Exercise requirements. Can you copy the data lines exactly, starting at the line that contains "x-tick-label: 04:00 — [11, 478, 34, 487]" and stopping after the line that contains "prediction-subtitle: 현재기준 05:00"?
--- Start Supplied information ---
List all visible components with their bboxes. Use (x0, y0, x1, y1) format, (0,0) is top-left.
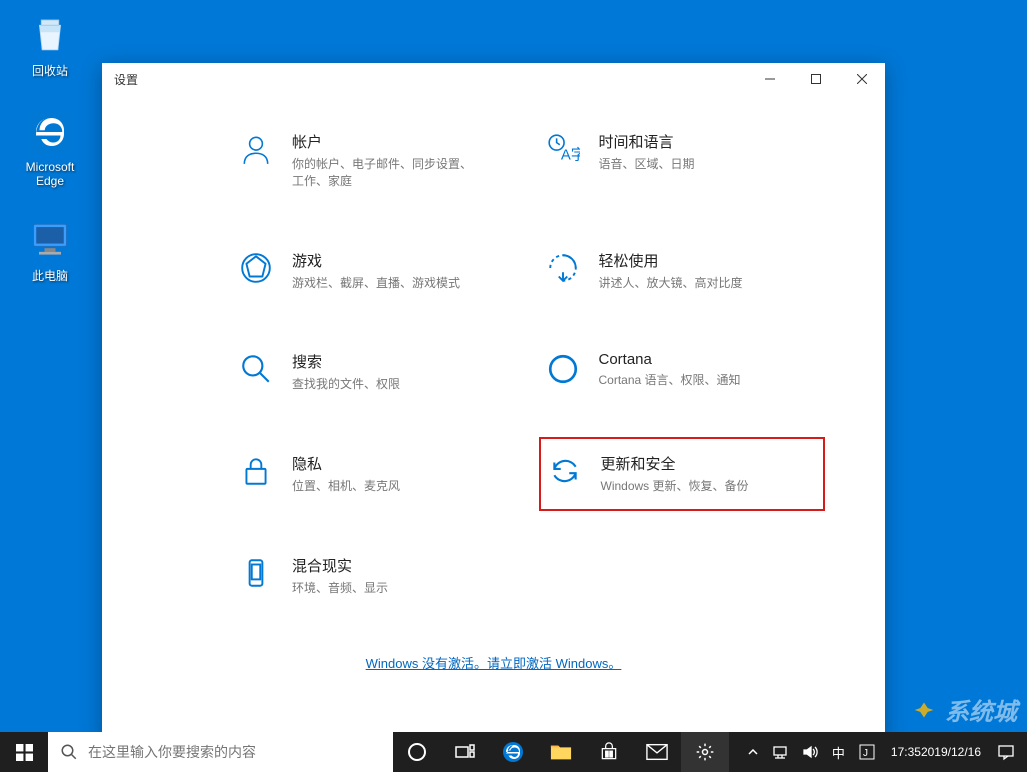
search-input[interactable] (88, 744, 381, 760)
titlebar: 设置 (102, 63, 885, 95)
start-button[interactable] (0, 732, 48, 772)
desktop-icon-this-pc[interactable]: 此电脑 (15, 215, 85, 284)
gaming-icon (238, 250, 274, 286)
update-security-icon (547, 453, 583, 489)
category-cortana[interactable]: CortanaCortana 语言、权限、通知 (539, 345, 826, 399)
activation-link[interactable]: Windows 没有激活。请立即激活 Windows。 (102, 653, 885, 672)
action-center-button[interactable] (991, 732, 1021, 772)
category-ease-of-access[interactable]: 轻松使用讲述人、放大镜、高对比度 (539, 244, 826, 298)
category-accounts[interactable]: 帐户你的帐户、电子邮件、同步设置、工作、家庭 (232, 125, 519, 196)
category-mixed-reality[interactable]: 混合现实环境、音频、显示 (232, 549, 519, 603)
settings-window: 设置 帐户你的帐户、电子邮件、同步设置、工作、家庭 A字 时间和语言语音、区域、… (102, 63, 885, 743)
ease-of-access-icon (545, 250, 581, 286)
tray-clock[interactable]: 17:35 2019/12/16 (883, 732, 989, 772)
time-language-icon: A字 (545, 131, 581, 167)
taskbar: 中 J 17:35 2019/12/16 (0, 732, 1027, 772)
taskbar-edge[interactable] (489, 732, 537, 772)
mixed-reality-icon (238, 555, 274, 591)
edge-icon (26, 108, 74, 156)
watermark: 系统城 (909, 692, 1017, 727)
accounts-icon (238, 131, 274, 167)
taskbar-mail[interactable] (633, 732, 681, 772)
taskbar-store[interactable] (585, 732, 633, 772)
tray-overflow[interactable] (742, 732, 764, 772)
desktop-icon-recycle-bin[interactable]: 回收站 (15, 10, 85, 79)
task-view-button[interactable] (441, 732, 489, 772)
category-gaming[interactable]: 游戏游戏栏、截屏、直播、游戏模式 (232, 244, 519, 298)
taskbar-settings[interactable] (681, 732, 729, 772)
settings-categories: 帐户你的帐户、电子邮件、同步设置、工作、家庭 A字 时间和语言语音、区域、日期 … (102, 125, 885, 603)
system-tray: 中 J 17:35 2019/12/16 (742, 732, 1027, 772)
taskbar-search[interactable] (48, 732, 393, 772)
cortana-button[interactable] (393, 732, 441, 772)
search-icon (238, 351, 274, 387)
cortana-icon (545, 351, 581, 387)
category-search[interactable]: 搜索查找我的文件、权限 (232, 345, 519, 399)
tray-ime-mode-icon[interactable]: J (853, 732, 881, 772)
maximize-button[interactable] (793, 63, 839, 95)
search-icon (60, 743, 78, 761)
window-title: 设置 (114, 71, 138, 88)
recycle-bin-icon (26, 10, 74, 58)
tray-volume-icon[interactable] (796, 732, 824, 772)
close-button[interactable] (839, 63, 885, 95)
computer-icon (26, 215, 74, 263)
category-update-security[interactable]: 更新和安全Windows 更新、恢复、备份 (539, 437, 826, 511)
category-time-language[interactable]: A字 时间和语言语音、区域、日期 (539, 125, 826, 196)
minimize-button[interactable] (747, 63, 793, 95)
tray-ime[interactable]: 中 (826, 732, 851, 772)
svg-text:A字: A字 (560, 147, 579, 164)
taskbar-file-explorer[interactable] (537, 732, 585, 772)
privacy-icon (238, 453, 274, 489)
svg-text:J: J (863, 748, 868, 759)
desktop-icon-edge[interactable]: Microsoft Edge (15, 108, 85, 188)
category-privacy[interactable]: 隐私位置、相机、麦克风 (232, 447, 519, 501)
tray-network-icon[interactable] (766, 732, 794, 772)
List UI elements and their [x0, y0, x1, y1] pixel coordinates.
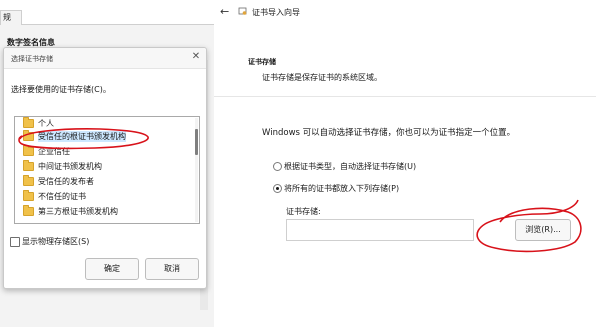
tab-strip: 规: [0, 0, 214, 25]
tree-item-label: 受信任的发布者: [38, 176, 94, 186]
folder-icon: [23, 189, 34, 201]
dialog-prompt: 选择要使用的证书存储(C)。: [11, 85, 111, 94]
close-icon[interactable]: ✕: [190, 51, 202, 63]
store-field-label: 证书存储:: [286, 207, 321, 216]
tree-item[interactable]: 不信任的证书: [23, 189, 86, 202]
tree-item[interactable]: 个人: [23, 117, 54, 129]
tree-item-label: 中间证书颁发机构: [38, 161, 102, 171]
header-divider: [214, 96, 596, 97]
browse-button[interactable]: 浏览(R)...: [515, 219, 571, 241]
tree-item-label: 个人: [38, 118, 54, 128]
folder-icon: [23, 159, 34, 171]
folder-icon: [23, 174, 34, 186]
tab-general[interactable]: 规: [0, 10, 22, 25]
cancel-button[interactable]: 取消: [145, 258, 199, 280]
store-tree[interactable]: 个人 受信任的根证书颁发机构 企业信任 中间证书颁发机构 受信任的发布者 不信任…: [14, 116, 200, 224]
info-text: Windows 可以自动选择证书存储，你也可以为证书指定一个位置。: [262, 128, 516, 138]
tree-item[interactable]: 受信任的发布者: [23, 174, 94, 187]
tree-item[interactable]: 第三方根证书颁发机构: [23, 204, 118, 217]
folder-icon: [23, 129, 34, 141]
tree-item[interactable]: 中间证书颁发机构: [23, 159, 102, 172]
tree-item-selected[interactable]: 受信任的根证书颁发机构: [23, 129, 126, 142]
tree-item-label: 企业信任: [38, 146, 70, 156]
manual-store-label[interactable]: 将所有的证书都放入下列存储(P): [284, 183, 399, 194]
section-title: 证书存储: [248, 58, 276, 66]
store-field[interactable]: [286, 219, 474, 241]
tree-scrollbar-thumb[interactable]: [195, 129, 198, 155]
folder-icon: [23, 117, 34, 128]
certificate-icon: [238, 7, 247, 15]
section-description: 证书存储是保存证书的系统区域。: [262, 73, 382, 82]
wizard-title: 证书导入向导: [252, 8, 300, 17]
folder-icon: [23, 144, 34, 156]
certificate-import-wizard: ← 证书导入向导 证书存储 证书存储是保存证书的系统区域。 Windows 可以…: [214, 0, 596, 327]
tree-item-label: 不信任的证书: [38, 191, 86, 201]
ok-button[interactable]: 确定: [85, 258, 139, 280]
auto-select-label[interactable]: 根据证书类型，自动选择证书存储(U): [284, 161, 416, 172]
auto-select-radio[interactable]: [273, 162, 282, 171]
tree-item-label: 第三方根证书颁发机构: [38, 206, 118, 216]
tree-item-label: 受信任的根证书颁发机构: [38, 130, 126, 142]
select-certificate-store-dialog: 选择证书存储 ✕ 选择要使用的证书存储(C)。 个人 受信任的根证书颁发机构 企…: [3, 47, 207, 289]
folder-icon: [23, 204, 34, 216]
tree-item[interactable]: 企业信任: [23, 144, 70, 157]
manual-store-radio[interactable]: [273, 184, 282, 193]
show-physical-stores-label[interactable]: 显示物理存储区(S): [22, 236, 89, 247]
dialog-title: 选择证书存储: [11, 55, 53, 63]
back-arrow-icon[interactable]: ←: [220, 5, 229, 18]
show-physical-stores-checkbox[interactable]: [10, 237, 20, 247]
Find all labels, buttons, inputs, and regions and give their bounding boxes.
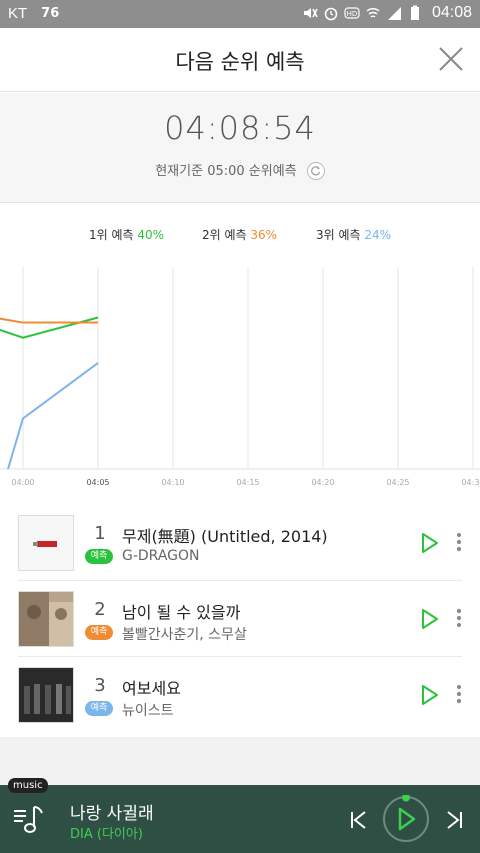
x-tick-label: 04:00 — [11, 478, 34, 487]
signal-number: 76 — [41, 6, 60, 21]
playlist-icon[interactable] — [12, 801, 48, 837]
legend-label: 1위 예측 — [89, 228, 134, 242]
x-tick-label: 04:30 — [461, 478, 480, 487]
status-bar: KT 76 HD 04:08 — [0, 0, 480, 28]
song-title: 여보세요 — [122, 679, 181, 698]
prediction-badge: 예측 — [85, 625, 113, 640]
hd-icon: HD — [344, 7, 360, 19]
signal-icon — [387, 7, 401, 20]
legend-value: 40% — [137, 228, 165, 242]
legend-value: 24% — [364, 228, 392, 242]
header: 다음 순위 예측 — [0, 28, 480, 92]
music-tag: music — [8, 778, 48, 793]
more-icon[interactable] — [456, 685, 462, 705]
x-tick-label: 04:15 — [236, 478, 259, 487]
play-icon[interactable] — [420, 684, 440, 706]
battery-icon — [410, 5, 419, 20]
prediction-badge: 예측 — [85, 701, 113, 716]
previous-icon[interactable] — [348, 809, 370, 831]
prediction-subtitle: 현재기준 05:00 순위예측 — [0, 160, 480, 181]
rank-number: 2 — [94, 599, 106, 620]
play-pause-button[interactable] — [382, 795, 430, 843]
album-art-2 — [18, 591, 74, 647]
prediction-subtitle-text: 현재기준 05:00 순위예측 — [155, 164, 297, 179]
x-tick-label: 04:25 — [386, 478, 409, 487]
prediction-list: 1 무제(無題) (Untitled, 2014) 예측 G-DRAGON 2 … — [0, 505, 480, 733]
alarm-icon — [324, 7, 338, 21]
song-artist: 볼빨간사춘기, 스무살 — [122, 627, 247, 643]
svg-text:HD: HD — [347, 10, 358, 18]
wifi-icon — [366, 7, 380, 18]
status-time: 04:08 — [431, 4, 472, 21]
more-icon[interactable] — [456, 609, 462, 629]
next-icon[interactable] — [443, 809, 465, 831]
song-title: 무제(無題) (Untitled, 2014) — [122, 527, 328, 546]
legend-value: 36% — [250, 228, 278, 242]
song-title: 남이 될 수 있을까 — [122, 603, 241, 622]
list-item[interactable]: 2 남이 될 수 있을까 예측 볼빨간사춘기, 스무살 — [18, 581, 462, 657]
current-time: 04:08:54 — [164, 109, 316, 147]
more-icon[interactable] — [456, 533, 462, 553]
list-item[interactable]: 1 무제(無題) (Untitled, 2014) 예측 G-DRAGON — [18, 505, 462, 581]
song-artist: G-DRAGON — [122, 548, 200, 564]
bottom-spacer — [0, 737, 480, 785]
legend-label: 3위 예측 — [316, 228, 361, 242]
x-tick-label: 04:10 — [161, 478, 184, 487]
play-icon[interactable] — [420, 608, 440, 630]
series-line-2 — [0, 317, 98, 324]
close-icon[interactable] — [436, 44, 466, 74]
now-playing-artist: DIA (다이아) — [70, 827, 143, 842]
prediction-badge: 예측 — [85, 549, 113, 564]
prediction-chart: 04:00 04:05 04:10 04:15 04:20 04:25 04:30 — [0, 267, 480, 487]
legend-item-3: 3위 예측 24% — [316, 226, 391, 243]
countdown-panel: 04:08:54 현재기준 05:00 순위예측 — [0, 93, 480, 203]
series-line-3 — [7, 362, 99, 470]
mini-player[interactable]: 나랑 사귈래 DIA (다이아) — [0, 785, 480, 853]
now-playing-title: 나랑 사귈래 — [70, 804, 154, 824]
page-title: 다음 순위 예측 — [175, 50, 305, 74]
song-artist: 뉴이스트 — [122, 703, 174, 719]
legend-label: 2위 예측 — [202, 228, 247, 242]
mute-icon — [303, 8, 318, 18]
x-tick-label: 04:05 — [86, 478, 109, 487]
list-item[interactable]: 3 여보세요 예측 뉴이스트 — [18, 657, 462, 733]
rank-number: 1 — [94, 523, 106, 544]
album-art-1 — [18, 515, 74, 571]
play-icon[interactable] — [420, 532, 440, 554]
rank-number: 3 — [94, 675, 106, 696]
chart-legend: 1위 예측 40% 2위 예측 36% 3위 예측 24% — [0, 226, 480, 244]
legend-item-1: 1위 예측 40% — [89, 226, 164, 243]
legend-item-2: 2위 예측 36% — [202, 226, 277, 243]
carrier-label: KT — [8, 5, 28, 22]
album-art-3 — [18, 667, 74, 723]
x-tick-label: 04:20 — [311, 478, 334, 487]
refresh-icon[interactable] — [306, 161, 325, 180]
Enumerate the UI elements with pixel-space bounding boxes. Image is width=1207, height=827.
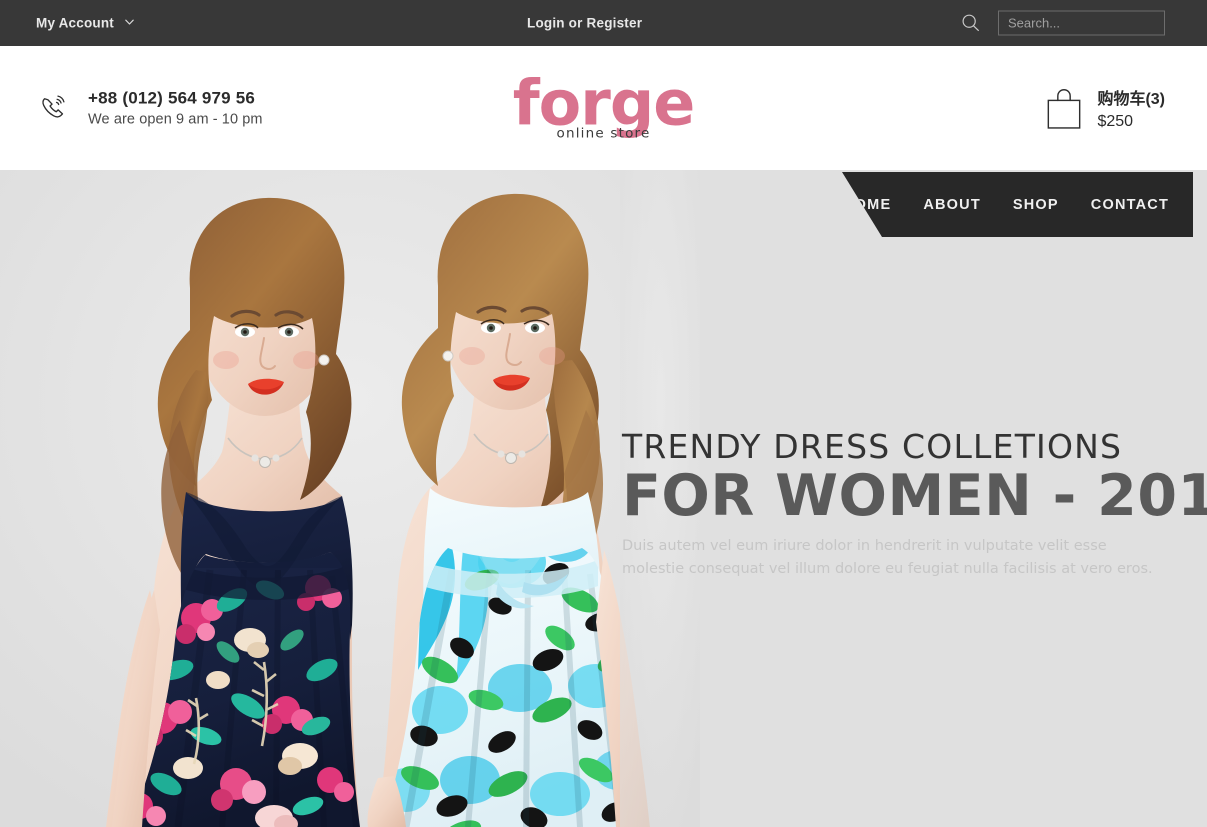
hero-subtext: Duis autem vel eum iriure dolor in hendr… (622, 538, 1153, 577)
hero-photo (0, 170, 700, 827)
main-navigation: HOME ABOUT SHOP CONTACT (842, 172, 1193, 237)
opening-hours: We are open 9 am - 10 pm (88, 111, 263, 128)
top-utility-bar: My Account Login or Register (0, 0, 1207, 46)
my-account-menu[interactable]: My Account (36, 15, 134, 31)
shopping-bag-icon (1045, 86, 1083, 130)
phone-number: +88 (012) 564 979 56 (88, 88, 256, 108)
search-icon[interactable] (960, 12, 982, 34)
hero-headline-top: TRENDY DRESS COLLETIONS (622, 427, 1123, 466)
contact-text-lines: +88 (012) 564 979 56 We are open 9 am - … (88, 89, 263, 128)
hero-text-block: TRENDY DRESS COLLETIONS FOR WOMEN - 2017… (622, 427, 1207, 580)
login-register-link[interactable]: Login or Register (527, 16, 642, 31)
nav-item-contact[interactable]: CONTACT (1091, 197, 1169, 213)
page-root: My Account Login or Register Search... +… (0, 0, 1207, 827)
my-account-label: My Account (36, 15, 115, 31)
hero-banner: TRENDY DRESS COLLETIONS FOR WOMEN - 2017… (0, 170, 1207, 827)
site-header: +88 (012) 564 979 56 We are open 9 am - … (0, 46, 1207, 170)
search-input[interactable] (998, 10, 1165, 36)
nav-list: HOME ABOUT SHOP CONTACT (842, 172, 1193, 237)
cart-label: 购物车(3) (1097, 91, 1165, 108)
hero-headline-main: FOR WOMEN - 2017 (622, 462, 1207, 529)
search-area (960, 10, 1165, 36)
nav-item-shop[interactable]: SHOP (1013, 197, 1059, 213)
cart-total: $250 (1097, 113, 1134, 130)
header-contact-block: +88 (012) 564 979 56 We are open 9 am - … (36, 89, 263, 128)
phone-ring-icon (36, 90, 72, 126)
nav-item-about[interactable]: ABOUT (923, 197, 981, 213)
site-logo[interactable]: forge online store (504, 72, 704, 141)
chevron-down-icon (124, 17, 134, 26)
cart-text-lines: 购物车(3) $250 (1097, 85, 1165, 131)
cart-widget[interactable]: 购物车(3) $250 (1045, 85, 1165, 131)
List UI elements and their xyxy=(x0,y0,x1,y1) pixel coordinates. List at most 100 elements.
--- End Supplied information ---
The completed task.
x-tick-label: 04:00 — [11, 478, 34, 487]
signal-number: 76 — [41, 6, 60, 21]
playlist-icon[interactable] — [12, 801, 48, 837]
legend-label: 1위 예측 — [89, 228, 134, 242]
x-tick-label: 04:30 — [461, 478, 480, 487]
status-bar: KT 76 HD 04:08 — [0, 0, 480, 28]
song-title: 여보세요 — [122, 679, 181, 698]
prediction-badge: 예측 — [85, 625, 113, 640]
hd-icon: HD — [344, 7, 360, 19]
signal-icon — [387, 7, 401, 20]
legend-value: 40% — [137, 228, 165, 242]
legend-value: 24% — [364, 228, 392, 242]
header: 다음 순위 예측 — [0, 28, 480, 92]
music-tag: music — [8, 778, 48, 793]
more-icon[interactable] — [456, 685, 462, 705]
x-tick-label: 04:15 — [236, 478, 259, 487]
play-icon[interactable] — [420, 684, 440, 706]
battery-icon — [410, 5, 419, 20]
prediction-badge: 예측 — [85, 701, 113, 716]
previous-icon[interactable] — [348, 809, 370, 831]
prediction-subtitle: 현재기준 05:00 순위예측 — [0, 160, 480, 181]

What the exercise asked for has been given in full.